* [RECORDS FOR THIS EXERCISE]:
---------------

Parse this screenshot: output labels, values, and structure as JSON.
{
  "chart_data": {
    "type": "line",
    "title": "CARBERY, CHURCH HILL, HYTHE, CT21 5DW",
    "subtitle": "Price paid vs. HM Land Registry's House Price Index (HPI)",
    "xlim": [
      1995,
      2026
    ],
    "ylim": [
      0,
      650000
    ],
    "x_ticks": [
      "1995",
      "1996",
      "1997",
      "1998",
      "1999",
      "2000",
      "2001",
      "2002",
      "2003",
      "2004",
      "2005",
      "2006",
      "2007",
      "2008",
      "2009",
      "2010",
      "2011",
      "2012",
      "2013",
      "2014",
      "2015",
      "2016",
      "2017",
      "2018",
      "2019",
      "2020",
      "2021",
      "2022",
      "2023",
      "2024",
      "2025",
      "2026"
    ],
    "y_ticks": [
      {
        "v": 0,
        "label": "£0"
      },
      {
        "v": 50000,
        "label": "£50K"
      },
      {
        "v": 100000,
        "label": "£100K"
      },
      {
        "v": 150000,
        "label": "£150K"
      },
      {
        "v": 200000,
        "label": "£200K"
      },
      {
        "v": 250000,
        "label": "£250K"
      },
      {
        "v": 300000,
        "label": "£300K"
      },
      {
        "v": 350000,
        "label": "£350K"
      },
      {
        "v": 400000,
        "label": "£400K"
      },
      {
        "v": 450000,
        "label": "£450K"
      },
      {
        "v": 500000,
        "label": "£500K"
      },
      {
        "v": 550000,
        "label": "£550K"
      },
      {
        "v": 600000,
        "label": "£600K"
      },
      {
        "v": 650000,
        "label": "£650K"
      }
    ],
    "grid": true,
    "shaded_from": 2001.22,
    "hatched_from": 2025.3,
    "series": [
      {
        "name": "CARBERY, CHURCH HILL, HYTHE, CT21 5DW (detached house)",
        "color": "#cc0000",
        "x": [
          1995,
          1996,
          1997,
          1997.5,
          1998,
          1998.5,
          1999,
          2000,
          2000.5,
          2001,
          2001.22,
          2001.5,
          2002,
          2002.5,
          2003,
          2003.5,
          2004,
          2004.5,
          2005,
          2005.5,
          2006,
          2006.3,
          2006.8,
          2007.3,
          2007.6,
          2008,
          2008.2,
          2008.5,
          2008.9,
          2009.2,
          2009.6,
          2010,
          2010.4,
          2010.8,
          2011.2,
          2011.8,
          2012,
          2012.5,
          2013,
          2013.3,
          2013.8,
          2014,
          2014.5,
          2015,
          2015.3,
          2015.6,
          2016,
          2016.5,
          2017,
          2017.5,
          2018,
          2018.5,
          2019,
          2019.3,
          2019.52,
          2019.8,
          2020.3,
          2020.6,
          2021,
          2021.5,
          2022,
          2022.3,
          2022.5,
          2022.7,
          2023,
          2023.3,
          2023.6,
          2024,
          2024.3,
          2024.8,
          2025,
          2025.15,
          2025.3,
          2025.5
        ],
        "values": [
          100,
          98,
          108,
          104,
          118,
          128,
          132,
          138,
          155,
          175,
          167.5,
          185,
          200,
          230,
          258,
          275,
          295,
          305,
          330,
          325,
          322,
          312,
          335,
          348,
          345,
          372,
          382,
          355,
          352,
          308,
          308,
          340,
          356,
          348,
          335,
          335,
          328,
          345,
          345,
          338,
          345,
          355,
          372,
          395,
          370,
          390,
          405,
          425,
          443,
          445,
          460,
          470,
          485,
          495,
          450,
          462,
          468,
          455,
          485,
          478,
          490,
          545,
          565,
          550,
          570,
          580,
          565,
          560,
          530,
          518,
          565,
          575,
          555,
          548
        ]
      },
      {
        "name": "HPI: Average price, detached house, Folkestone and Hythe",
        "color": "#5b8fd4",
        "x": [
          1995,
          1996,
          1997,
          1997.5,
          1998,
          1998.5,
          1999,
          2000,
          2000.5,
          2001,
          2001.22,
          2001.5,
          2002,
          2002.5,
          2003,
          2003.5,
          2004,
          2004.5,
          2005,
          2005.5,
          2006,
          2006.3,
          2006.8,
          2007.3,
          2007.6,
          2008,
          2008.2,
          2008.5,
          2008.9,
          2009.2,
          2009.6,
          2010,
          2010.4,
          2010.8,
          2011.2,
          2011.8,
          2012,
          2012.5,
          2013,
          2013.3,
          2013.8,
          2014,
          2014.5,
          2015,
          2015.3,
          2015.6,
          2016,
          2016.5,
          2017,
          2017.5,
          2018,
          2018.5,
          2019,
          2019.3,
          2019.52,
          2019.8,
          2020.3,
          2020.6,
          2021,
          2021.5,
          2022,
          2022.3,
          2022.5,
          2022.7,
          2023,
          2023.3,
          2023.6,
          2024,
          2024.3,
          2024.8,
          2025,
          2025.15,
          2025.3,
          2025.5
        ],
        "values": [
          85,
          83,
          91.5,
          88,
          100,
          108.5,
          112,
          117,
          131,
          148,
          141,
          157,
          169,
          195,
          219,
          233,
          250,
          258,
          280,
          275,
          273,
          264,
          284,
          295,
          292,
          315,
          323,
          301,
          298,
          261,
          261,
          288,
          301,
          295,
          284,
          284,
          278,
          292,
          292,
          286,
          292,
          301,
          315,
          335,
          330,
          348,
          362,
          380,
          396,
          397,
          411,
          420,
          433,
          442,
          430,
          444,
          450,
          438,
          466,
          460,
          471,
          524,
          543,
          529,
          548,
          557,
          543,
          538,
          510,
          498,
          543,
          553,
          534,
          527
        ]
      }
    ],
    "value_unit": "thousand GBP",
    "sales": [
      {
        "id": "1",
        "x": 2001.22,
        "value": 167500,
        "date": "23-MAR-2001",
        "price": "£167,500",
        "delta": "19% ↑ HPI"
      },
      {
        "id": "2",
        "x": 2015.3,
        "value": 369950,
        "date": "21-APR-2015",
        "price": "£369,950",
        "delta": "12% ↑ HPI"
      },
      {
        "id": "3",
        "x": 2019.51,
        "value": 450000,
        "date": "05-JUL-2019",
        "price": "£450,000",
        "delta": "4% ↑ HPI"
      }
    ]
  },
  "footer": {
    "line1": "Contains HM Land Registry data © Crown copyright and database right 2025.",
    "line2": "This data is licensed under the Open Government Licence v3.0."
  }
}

---------------

Each entry above is to be quoted exactly.

Parse this screenshot: output labels, values, and structure as JSON.
{
  "chart_data": {
    "type": "line",
    "title": "CARBERY, CHURCH HILL, HYTHE, CT21 5DW",
    "subtitle": "Price paid vs. HM Land Registry's House Price Index (HPI)",
    "xlim": [
      1995,
      2026
    ],
    "ylim": [
      0,
      650000
    ],
    "x_ticks": [
      "1995",
      "1996",
      "1997",
      "1998",
      "1999",
      "2000",
      "2001",
      "2002",
      "2003",
      "2004",
      "2005",
      "2006",
      "2007",
      "2008",
      "2009",
      "2010",
      "2011",
      "2012",
      "2013",
      "2014",
      "2015",
      "2016",
      "2017",
      "2018",
      "2019",
      "2020",
      "2021",
      "2022",
      "2023",
      "2024",
      "2025",
      "2026"
    ],
    "y_ticks": [
      {
        "v": 0,
        "label": "£0"
      },
      {
        "v": 50000,
        "label": "£50K"
      },
      {
        "v": 100000,
        "label": "£100K"
      },
      {
        "v": 150000,
        "label": "£150K"
      },
      {
        "v": 200000,
        "label": "£200K"
      },
      {
        "v": 250000,
        "label": "£250K"
      },
      {
        "v": 300000,
        "label": "£300K"
      },
      {
        "v": 350000,
        "label": "£350K"
      },
      {
        "v": 400000,
        "label": "£400K"
      },
      {
        "v": 450000,
        "label": "£450K"
      },
      {
        "v": 500000,
        "label": "£500K"
      },
      {
        "v": 550000,
        "label": "£550K"
      },
      {
        "v": 600000,
        "label": "£600K"
      },
      {
        "v": 650000,
        "label": "£650K"
      }
    ],
    "grid": true,
    "shaded_from": 2001.22,
    "hatched_from": 2025.3,
    "series": [
      {
        "name": "CARBERY, CHURCH HILL, HYTHE, CT21 5DW (detached house)",
        "color": "#cc0000",
        "x": [
          1995,
          1996,
          1997,
          1997.5,
          1998,
          1998.5,
          1999,
          2000,
          2000.5,
          2001,
          2001.22,
          2001.5,
          2002,
          2002.5,
          2003,
          2003.5,
          2004,
          2004.5,
          2005,
          2005.5,
          2006,
          2006.3,
          2006.8,
          2007.3,
          2007.6,
          2008,
          2008.2,
          2008.5,
          2008.9,
          2009.2,
          2009.6,
          2010,
          2010.4,
          2010.8,
          2011.2,
          2011.8,
          2012,
          2012.5,
          2013,
          2013.3,
          2013.8,
          2014,
          2014.5,
          2015,
          2015.3,
          2015.6,
          2016,
          2016.5,
          2017,
          2017.5,
          2018,
          2018.5,
          2019,
          2019.3,
          2019.52,
          2019.8,
          2020.3,
          2020.6,
          2021,
          2021.5,
          2022,
          2022.3,
          2022.5,
          2022.7,
          2023,
          2023.3,
          2023.6,
          2024,
          2024.3,
          2024.8,
          2025,
          2025.15,
          2025.3,
          2025.5
        ],
        "values": [
          100,
          98,
          108,
          104,
          118,
          128,
          132,
          138,
          155,
          175,
          167.5,
          185,
          200,
          230,
          258,
          275,
          295,
          305,
          330,
          325,
          322,
          312,
          335,
          348,
          345,
          372,
          382,
          355,
          352,
          308,
          308,
          340,
          356,
          348,
          335,
          335,
          328,
          345,
          345,
          338,
          345,
          355,
          372,
          395,
          370,
          390,
          405,
          425,
          443,
          445,
          460,
          470,
          485,
          495,
          450,
          462,
          468,
          455,
          485,
          478,
          490,
          545,
          565,
          550,
          570,
          580,
          565,
          560,
          530,
          518,
          565,
          575,
          555,
          548
        ]
      },
      {
        "name": "HPI: Average price, detached house, Folkestone and Hythe",
        "color": "#5b8fd4",
        "x": [
          1995,
          1996,
          1997,
          1997.5,
          1998,
          1998.5,
          1999,
          2000,
          2000.5,
          2001,
          2001.22,
          2001.5,
          2002,
          2002.5,
          2003,
          2003.5,
          2004,
          2004.5,
          2005,
          2005.5,
          2006,
          2006.3,
          2006.8,
          2007.3,
          2007.6,
          2008,
          2008.2,
          2008.5,
          2008.9,
          2009.2,
          2009.6,
          2010,
          2010.4,
          2010.8,
          2011.2,
          2011.8,
          2012,
          2012.5,
          2013,
          2013.3,
          2013.8,
          2014,
          2014.5,
          2015,
          2015.3,
          2015.6,
          2016,
          2016.5,
          2017,
          2017.5,
          2018,
          2018.5,
          2019,
          2019.3,
          2019.52,
          2019.8,
          2020.3,
          2020.6,
          2021,
          2021.5,
          2022,
          2022.3,
          2022.5,
          2022.7,
          2023,
          2023.3,
          2023.6,
          2024,
          2024.3,
          2024.8,
          2025,
          2025.15,
          2025.3,
          2025.5
        ],
        "values": [
          85,
          83,
          91.5,
          88,
          100,
          108.5,
          112,
          117,
          131,
          148,
          141,
          157,
          169,
          195,
          219,
          233,
          250,
          258,
          280,
          275,
          273,
          264,
          284,
          295,
          292,
          315,
          323,
          301,
          298,
          261,
          261,
          288,
          301,
          295,
          284,
          284,
          278,
          292,
          292,
          286,
          292,
          301,
          315,
          335,
          330,
          348,
          362,
          380,
          396,
          397,
          411,
          420,
          433,
          442,
          430,
          444,
          450,
          438,
          466,
          460,
          471,
          524,
          543,
          529,
          548,
          557,
          543,
          538,
          510,
          498,
          543,
          553,
          534,
          527
        ]
      }
    ],
    "value_unit": "thousand GBP",
    "sales": [
      {
        "id": "1",
        "x": 2001.22,
        "value": 167500,
        "date": "23-MAR-2001",
        "price": "£167,500",
        "delta": "19% ↑ HPI"
      },
      {
        "id": "2",
        "x": 2015.3,
        "value": 369950,
        "date": "21-APR-2015",
        "price": "£369,950",
        "delta": "12% ↑ HPI"
      },
      {
        "id": "3",
        "x": 2019.51,
        "value": 450000,
        "date": "05-JUL-2019",
        "price": "£450,000",
        "delta": "4% ↑ HPI"
      }
    ]
  },
  "footer": {
    "line1": "Contains HM Land Registry data © Crown copyright and database right 2025.",
    "line2": "This data is licensed under the Open Government Licence v3.0."
  }
}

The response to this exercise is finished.